Want To Eliminate Lower Back Pain For Good? Do These Yoga Poses Every Day Hero Image
Photo: Stocksy

As someone who prides herself on the level of strength and flexibility achieved as a result of my seven-plus-year yoga practice, I was both shocked and dismayed to wake up with extreme lower back pain last month. When I say extreme, it's no exaggeration. It literally took every ounce of energy I had just to stand up, sit down, or straighten my back in any capacity. By the second day, it was so bad that I could not stand upright without using a wall for support, feeling like my knees were going to buckle if I moved away from it. The pain was excruciating and debilitating.

As much as I love making meals in my Dutch oven, I am convinced that this awesome (but heavy!) invention was the source of my mysterious lower back pain. I tend to do things in a rush and failed to take the time to properly bend my knees while lifting it in and out of the oven. Well, I certainly paid the price. Lesson learned!

At the onset of the agony, my first instinct was to stretch my lower back out through gentle yoga postures. But after reading conflicting advice online, I eventually decided against it. So many articles tell you not to stretch or you will actually make the problem worse. By the end of the third day, I got to a point where I stopped taking the advice of 50 percent of the articles I read (because the other half tell you to stretch AND lie down), and I followed my initial instinct, which has rarely led me down the wrong road. I rolled out my yoga mat and proceeded to stretch out my lower back.

And let me tell you, it hurt like hell. But it was the smartest move I had made in days. Not only was I able to stand up straight after just 20 minutes of light stretching, I was able to walk around and sit comfortably again for the first time since the pain began. Really, is there anything yoga can't heal?

My tried and tested advice on how to heal lower back pain is this: Stretch the moment you wake up (using the simple postures below) and then repeat the same stretches again before you lie down for the night.

Actions to take -
1) In the yoga article about lower back pain, what does the writer think caused the pain?
2) Repeat the part of the yoga article between "As much as I" and "price. Lesson learned!", inclusive, swapping "Dutch oven" for "cast-iron skillet".
3) Carry on the article about yoga for lower back pain from its last sentence.
The rows that follow have nothing to do with the yoga article.

Given entries -

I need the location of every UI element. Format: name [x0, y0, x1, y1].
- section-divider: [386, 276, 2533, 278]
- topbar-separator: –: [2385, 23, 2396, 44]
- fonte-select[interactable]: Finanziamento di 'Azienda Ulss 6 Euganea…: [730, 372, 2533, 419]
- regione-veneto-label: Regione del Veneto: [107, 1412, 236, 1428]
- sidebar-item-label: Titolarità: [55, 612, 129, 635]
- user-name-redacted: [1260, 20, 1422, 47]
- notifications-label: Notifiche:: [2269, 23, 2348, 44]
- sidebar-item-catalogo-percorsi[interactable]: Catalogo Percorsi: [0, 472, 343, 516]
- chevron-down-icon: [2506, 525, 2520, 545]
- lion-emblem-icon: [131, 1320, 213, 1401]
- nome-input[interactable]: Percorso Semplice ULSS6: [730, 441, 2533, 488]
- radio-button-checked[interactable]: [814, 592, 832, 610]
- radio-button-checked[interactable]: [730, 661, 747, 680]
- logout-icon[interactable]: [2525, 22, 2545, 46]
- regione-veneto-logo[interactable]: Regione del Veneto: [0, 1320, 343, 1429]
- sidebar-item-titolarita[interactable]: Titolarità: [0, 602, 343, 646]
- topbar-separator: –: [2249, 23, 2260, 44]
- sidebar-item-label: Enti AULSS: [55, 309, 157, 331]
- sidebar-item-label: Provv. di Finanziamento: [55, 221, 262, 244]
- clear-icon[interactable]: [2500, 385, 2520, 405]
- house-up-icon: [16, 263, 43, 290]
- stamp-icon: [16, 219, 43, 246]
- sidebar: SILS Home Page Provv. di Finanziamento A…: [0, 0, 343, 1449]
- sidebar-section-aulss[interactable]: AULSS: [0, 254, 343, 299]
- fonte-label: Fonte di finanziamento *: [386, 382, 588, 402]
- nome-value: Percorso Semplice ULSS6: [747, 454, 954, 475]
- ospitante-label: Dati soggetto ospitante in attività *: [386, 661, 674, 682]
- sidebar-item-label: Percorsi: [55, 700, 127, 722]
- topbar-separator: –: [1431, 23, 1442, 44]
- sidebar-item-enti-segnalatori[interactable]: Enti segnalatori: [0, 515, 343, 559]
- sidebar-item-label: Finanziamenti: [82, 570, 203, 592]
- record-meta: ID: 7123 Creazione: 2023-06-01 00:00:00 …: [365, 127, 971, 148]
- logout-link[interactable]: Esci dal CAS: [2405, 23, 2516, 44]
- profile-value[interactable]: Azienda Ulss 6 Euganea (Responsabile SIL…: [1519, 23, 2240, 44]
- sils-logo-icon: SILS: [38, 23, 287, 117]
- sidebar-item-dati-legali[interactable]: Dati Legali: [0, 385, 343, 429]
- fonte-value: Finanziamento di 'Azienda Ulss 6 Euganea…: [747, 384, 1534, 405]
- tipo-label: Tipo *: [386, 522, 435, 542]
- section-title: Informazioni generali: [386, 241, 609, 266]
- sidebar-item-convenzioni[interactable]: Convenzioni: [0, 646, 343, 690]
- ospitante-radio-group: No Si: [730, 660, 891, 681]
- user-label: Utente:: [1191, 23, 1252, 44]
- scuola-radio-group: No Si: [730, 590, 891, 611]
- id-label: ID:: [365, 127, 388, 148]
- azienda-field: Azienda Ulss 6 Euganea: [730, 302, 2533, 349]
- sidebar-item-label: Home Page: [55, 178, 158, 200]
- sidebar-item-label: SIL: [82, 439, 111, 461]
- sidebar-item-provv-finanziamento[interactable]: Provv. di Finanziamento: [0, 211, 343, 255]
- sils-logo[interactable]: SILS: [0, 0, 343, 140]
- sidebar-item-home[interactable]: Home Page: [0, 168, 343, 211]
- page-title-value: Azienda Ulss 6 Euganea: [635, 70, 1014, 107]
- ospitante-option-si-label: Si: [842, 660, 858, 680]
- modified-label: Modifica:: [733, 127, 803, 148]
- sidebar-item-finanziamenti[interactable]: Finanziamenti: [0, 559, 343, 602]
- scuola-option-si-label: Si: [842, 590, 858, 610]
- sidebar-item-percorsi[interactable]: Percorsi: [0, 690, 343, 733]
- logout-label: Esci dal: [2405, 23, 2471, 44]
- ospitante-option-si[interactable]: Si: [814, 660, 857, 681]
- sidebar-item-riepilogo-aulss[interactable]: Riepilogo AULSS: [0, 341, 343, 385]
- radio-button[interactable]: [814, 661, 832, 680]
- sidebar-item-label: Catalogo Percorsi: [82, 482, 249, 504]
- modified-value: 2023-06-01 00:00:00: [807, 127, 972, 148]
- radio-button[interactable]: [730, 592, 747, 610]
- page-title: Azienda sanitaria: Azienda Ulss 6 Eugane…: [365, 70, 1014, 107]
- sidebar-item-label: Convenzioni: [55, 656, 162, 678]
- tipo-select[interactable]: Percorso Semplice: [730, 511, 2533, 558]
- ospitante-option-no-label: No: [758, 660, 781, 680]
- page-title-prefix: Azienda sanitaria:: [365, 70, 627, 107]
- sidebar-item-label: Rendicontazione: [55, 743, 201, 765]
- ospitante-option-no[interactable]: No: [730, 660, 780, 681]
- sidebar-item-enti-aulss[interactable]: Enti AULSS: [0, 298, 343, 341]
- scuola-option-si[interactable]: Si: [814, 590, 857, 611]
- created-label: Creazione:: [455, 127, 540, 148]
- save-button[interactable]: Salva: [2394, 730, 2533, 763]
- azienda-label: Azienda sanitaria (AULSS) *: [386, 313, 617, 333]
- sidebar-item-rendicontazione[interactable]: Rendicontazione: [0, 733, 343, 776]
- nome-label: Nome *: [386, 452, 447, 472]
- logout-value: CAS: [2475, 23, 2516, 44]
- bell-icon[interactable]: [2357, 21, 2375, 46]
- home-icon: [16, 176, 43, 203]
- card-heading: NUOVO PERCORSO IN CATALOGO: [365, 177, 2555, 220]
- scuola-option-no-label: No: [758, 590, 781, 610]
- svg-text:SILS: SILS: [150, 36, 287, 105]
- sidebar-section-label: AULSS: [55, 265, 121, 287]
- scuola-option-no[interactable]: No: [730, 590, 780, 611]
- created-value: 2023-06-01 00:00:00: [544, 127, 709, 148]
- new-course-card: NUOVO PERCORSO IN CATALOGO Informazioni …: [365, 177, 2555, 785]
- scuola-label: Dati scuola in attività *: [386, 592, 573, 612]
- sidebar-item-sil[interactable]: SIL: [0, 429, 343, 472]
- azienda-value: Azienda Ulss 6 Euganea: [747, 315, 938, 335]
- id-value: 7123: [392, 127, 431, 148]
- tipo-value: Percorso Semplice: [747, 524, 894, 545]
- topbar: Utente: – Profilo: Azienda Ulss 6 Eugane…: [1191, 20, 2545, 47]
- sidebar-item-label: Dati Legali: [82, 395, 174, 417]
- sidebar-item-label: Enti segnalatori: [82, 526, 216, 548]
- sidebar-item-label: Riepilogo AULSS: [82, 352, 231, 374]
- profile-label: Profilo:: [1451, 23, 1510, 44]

Answers by task -
1) Lifting a heavy Dutch oven in and out of the oven without properly bending the knees.

2)
As much as I love making meals in my cast-iron skillet, I am convinced that this awesome (but heavy!) invention was the source of my mysterious lower back pain. I tend to do things in a rush and failed to take the time to properly bend my knees while lifting it in and out of the oven. Well, I certainly paid the price. Lesson learned!

3)
Give these poses a try:

1. Standing Forward Fold (Uttanasana)


Photo credit: Jennifer Niles
Stand in Tadasana (mountain pose) with the feet hip-distance apart. On an inhale, sweep both arms up to the sky, then slowly dive down into a standing forward fold. Make sure to fold forward from the hips, not from the waist! Grab the back of your calves to pull yourself deeper into the pose. Feel the lower back release and the hamstrings lengthen as you focus on putting more weight into the toes vs. the heels. Hold this pose for 1 to 2 full minutes. The longer the better!


2. Cobbler's Pose (Baddha Konasana)


Photo credit: Jennifer Niles


Start by sitting on the mat with the soles of your feet together. Grab your toes and begin to bend forward (from the hips) until a point where it is comfortable enough to hold for 1 to 2 full minutes. You also have the option of stretching your arms out in front of you and crawling your fingertips forward to release the back even more.

3. Double Seated Pigeon (Dwapada Rajakapotasana)


Photo credit: Jennifer Niles


Start in a cross-legged seated position. Start by placing the right foot directly on top of the left knee and the left foot directly underneath the right knee. Hinge from your hips and crawl your fingertips forward until you reach a place where you can comfortably hold the posture for 1 to 2 minutes.

4. Reclined Leg Stretch (Supta Padangusthasana­)


Photo credit: Jennifer Niles


Start by lying down on the mat with your knees hugged into your chest. Then, strap up one foot at a time and extend the leg into the air while resting the other leg along the ground with the toes pointing up toward the sky. Make sure that you are feeling this one more in the hamstring than the shoulders, back, or neck. Hold for 1 to 2 minutes on each side.


5. Child's Pose (Balasana)


Photo credit: Jennifer Niles


Separate the knees so that they are in line with the width of the mat, with the big toes touching. On an exhale, slowly fold the torso in between the legs and stretch the arms out in front of you. Rest your forehead on the mat. As you settle into the pose, continue to work on getting the butt closer to the heels. Slowly work on inching the fingertips forward to release the tension in the lower back. Hold for 1 to 2 minutes.